▸ GOAL
Set the following entries down again exactly, line by line.

▸ INPUT ROWS

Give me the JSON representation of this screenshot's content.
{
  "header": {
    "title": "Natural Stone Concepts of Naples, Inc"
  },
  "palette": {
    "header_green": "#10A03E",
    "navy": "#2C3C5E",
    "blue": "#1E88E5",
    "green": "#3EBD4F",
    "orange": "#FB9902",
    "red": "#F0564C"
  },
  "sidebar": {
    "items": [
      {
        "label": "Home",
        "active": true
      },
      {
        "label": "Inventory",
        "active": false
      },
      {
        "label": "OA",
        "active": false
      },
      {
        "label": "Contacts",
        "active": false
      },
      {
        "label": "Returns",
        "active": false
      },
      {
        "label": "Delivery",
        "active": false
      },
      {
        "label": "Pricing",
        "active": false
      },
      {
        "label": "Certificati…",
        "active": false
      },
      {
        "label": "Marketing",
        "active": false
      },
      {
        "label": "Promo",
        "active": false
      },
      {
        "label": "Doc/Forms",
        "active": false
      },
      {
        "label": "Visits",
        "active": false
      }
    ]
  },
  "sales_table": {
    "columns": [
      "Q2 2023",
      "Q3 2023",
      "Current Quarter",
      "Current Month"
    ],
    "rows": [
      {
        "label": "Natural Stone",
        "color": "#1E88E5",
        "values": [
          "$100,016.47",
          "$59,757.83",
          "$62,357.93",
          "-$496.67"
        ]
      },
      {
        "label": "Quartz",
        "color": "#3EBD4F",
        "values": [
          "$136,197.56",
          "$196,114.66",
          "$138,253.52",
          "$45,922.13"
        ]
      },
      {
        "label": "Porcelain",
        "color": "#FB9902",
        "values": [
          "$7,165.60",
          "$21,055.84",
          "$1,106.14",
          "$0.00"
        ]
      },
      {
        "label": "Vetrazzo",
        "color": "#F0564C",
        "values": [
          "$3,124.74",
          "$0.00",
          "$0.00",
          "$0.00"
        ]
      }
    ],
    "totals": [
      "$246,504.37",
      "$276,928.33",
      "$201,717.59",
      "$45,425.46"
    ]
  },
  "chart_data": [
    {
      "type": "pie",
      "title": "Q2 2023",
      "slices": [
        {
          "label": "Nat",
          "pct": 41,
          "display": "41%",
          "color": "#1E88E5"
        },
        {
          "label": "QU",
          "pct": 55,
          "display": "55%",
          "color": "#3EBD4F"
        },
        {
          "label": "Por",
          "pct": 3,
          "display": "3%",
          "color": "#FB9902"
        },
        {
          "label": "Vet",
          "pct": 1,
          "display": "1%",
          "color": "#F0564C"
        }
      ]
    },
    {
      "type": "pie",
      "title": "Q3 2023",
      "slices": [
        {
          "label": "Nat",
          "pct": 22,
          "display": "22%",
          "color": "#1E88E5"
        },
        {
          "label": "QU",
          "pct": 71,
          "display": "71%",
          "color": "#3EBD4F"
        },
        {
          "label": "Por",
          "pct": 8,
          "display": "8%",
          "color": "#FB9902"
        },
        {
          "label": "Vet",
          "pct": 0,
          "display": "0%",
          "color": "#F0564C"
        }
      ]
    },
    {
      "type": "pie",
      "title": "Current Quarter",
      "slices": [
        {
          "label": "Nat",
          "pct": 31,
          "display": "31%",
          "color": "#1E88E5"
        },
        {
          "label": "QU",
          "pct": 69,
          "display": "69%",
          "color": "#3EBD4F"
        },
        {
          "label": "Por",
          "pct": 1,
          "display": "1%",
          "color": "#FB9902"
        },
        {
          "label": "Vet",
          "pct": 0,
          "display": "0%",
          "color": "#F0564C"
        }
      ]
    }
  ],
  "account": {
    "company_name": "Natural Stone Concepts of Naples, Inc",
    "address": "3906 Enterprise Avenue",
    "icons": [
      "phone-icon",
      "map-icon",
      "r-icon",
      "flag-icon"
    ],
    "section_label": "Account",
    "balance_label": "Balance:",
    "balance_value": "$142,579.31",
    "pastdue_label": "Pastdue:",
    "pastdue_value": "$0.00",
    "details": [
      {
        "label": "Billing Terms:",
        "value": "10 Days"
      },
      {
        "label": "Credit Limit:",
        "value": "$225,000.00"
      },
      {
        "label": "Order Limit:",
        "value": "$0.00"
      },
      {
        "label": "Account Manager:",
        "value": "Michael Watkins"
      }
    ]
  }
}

▸ RESULT OF THIS EXERCISE
Give me the JSON representation of this screenshot's content.
{
  "header": {
    "title": "Natural Stone Concepts of Naples, Inc"
  },
  "palette": {
    "header_green": "#10A03E",
    "navy": "#2C3C5E",
    "blue": "#1E88E5",
    "green": "#3EBD4F",
    "orange": "#FB9902",
    "red": "#F0564C"
  },
  "sidebar": {
    "items": [
      {
        "label": "Home",
        "active": true
      },
      {
        "label": "Inventory",
        "active": false
      },
      {
        "label": "OA",
        "active": false
      },
      {
        "label": "Contacts",
        "active": false
      },
      {
        "label": "Returns",
        "active": false
      },
      {
        "label": "Delivery",
        "active": false
      },
      {
        "label": "Pricing",
        "active": false
      },
      {
        "label": "Certificati…",
        "active": false
      },
      {
        "label": "Marketing",
        "active": false
      },
      {
        "label": "Promo",
        "active": false
      },
      {
        "label": "Doc/Forms",
        "active": false
      },
      {
        "label": "Visits",
        "active": false
      }
    ]
  },
  "sales_table": {
    "columns": [
      "Q2 2023",
      "Q3 2023",
      "Current Quarter",
      "Current Month"
    ],
    "rows": [
      {
        "label": "Natural Stone",
        "color": "#1E88E5",
        "values": [
          "$100,016.47",
          "$59,757.83",
          "$62,357.93",
          "-$496.67"
        ]
      },
      {
        "label": "Quartz",
        "color": "#3EBD4F",
        "values": [
          "$136,197.56",
          "$196,114.66",
          "$138,253.52",
          "$45,922.13"
        ]
      },
      {
        "label": "Porcelain",
        "color": "#FB9902",
        "values": [
          "$7,165.60",
          "$21,055.84",
          "$1,106.14",
          "$0.00"
        ]
      },
      {
        "label": "Vetrazzo",
        "color": "#F0564C",
        "values": [
          "$3,124.74",
          "$0.00",
          "$0.00",
          "$0.00"
        ]
      }
    ],
    "totals": [
      "$246,504.37",
      "$276,928.33",
      "$201,717.59",
      "$45,425.46"
    ]
  },
  "chart_data": [
    {
      "type": "pie",
      "title": "Q2 2023",
      "slices": [
        {
          "label": "Nat",
          "pct": 41,
          "display": "41%",
          "color": "#1E88E5"
        },
        {
          "label": "QU",
          "pct": 55,
          "display": "55%",
          "color": "#3EBD4F"
        },
        {
          "label": "Por",
          "pct": 3,
          "display": "3%",
          "color": "#FB9902"
        },
        {
          "label": "Vet",
          "pct": 1,
          "display": "1%",
          "color": "#F0564C"
        }
      ]
    },
    {
      "type": "pie",
      "title": "Q3 2023",
      "slices": [
        {
          "label": "Nat",
          "pct": 22,
          "display": "22%",
          "color": "#1E88E5"
        },
        {
          "label": "QU",
          "pct": 71,
          "display": "71%",
          "color": "#3EBD4F"
        },
        {
          "label": "Por",
          "pct": 8,
          "display": "8%",
          "color": "#FB9902"
        },
        {
          "label": "Vet",
          "pct": 0,
          "display": "0%",
          "color": "#F0564C"
        }
      ]
    },
    {
      "type": "pie",
      "title": "Current Quarter",
      "slices": [
        {
          "label": "Nat",
          "pct": 31,
          "display": "31%",
          "color": "#1E88E5"
        },
        {
          "label": "QU",
          "pct": 69,
          "display": "69%",
          "color": "#3EBD4F"
        },
        {
          "label": "Por",
          "pct": 1,
          "display": "1%",
          "color": "#FB9902"
        },
        {
          "label": "Vet",
          "pct": 0,
          "display": "0%",
          "color": "#F0564C"
        }
      ]
    }
  ],
  "account": {
    "company_name": "Natural Stone Concepts of Naples, Inc",
    "address": "3906 Enterprise Avenue",
    "icons": [
      "phone-icon",
      "map-icon",
      "r-icon",
      "flag-icon"
    ],
    "section_label": "Account",
    "balance_label": "Balance:",
    "balance_value": "$142,579.31",
    "pastdue_label": "Pastdue:",
    "pastdue_value": "$0.00",
    "details": [
      {
        "label": "Billing Terms:",
        "value": "10 Days"
      },
      {
        "label": "Credit Limit:",
        "value": "$225,000.00"
      },
      {
        "label": "Order Limit:",
        "value": "$0.00"
      },
      {
        "label": "Account Manager:",
        "value": "Michael Watkins"
      }
    ]
  }
}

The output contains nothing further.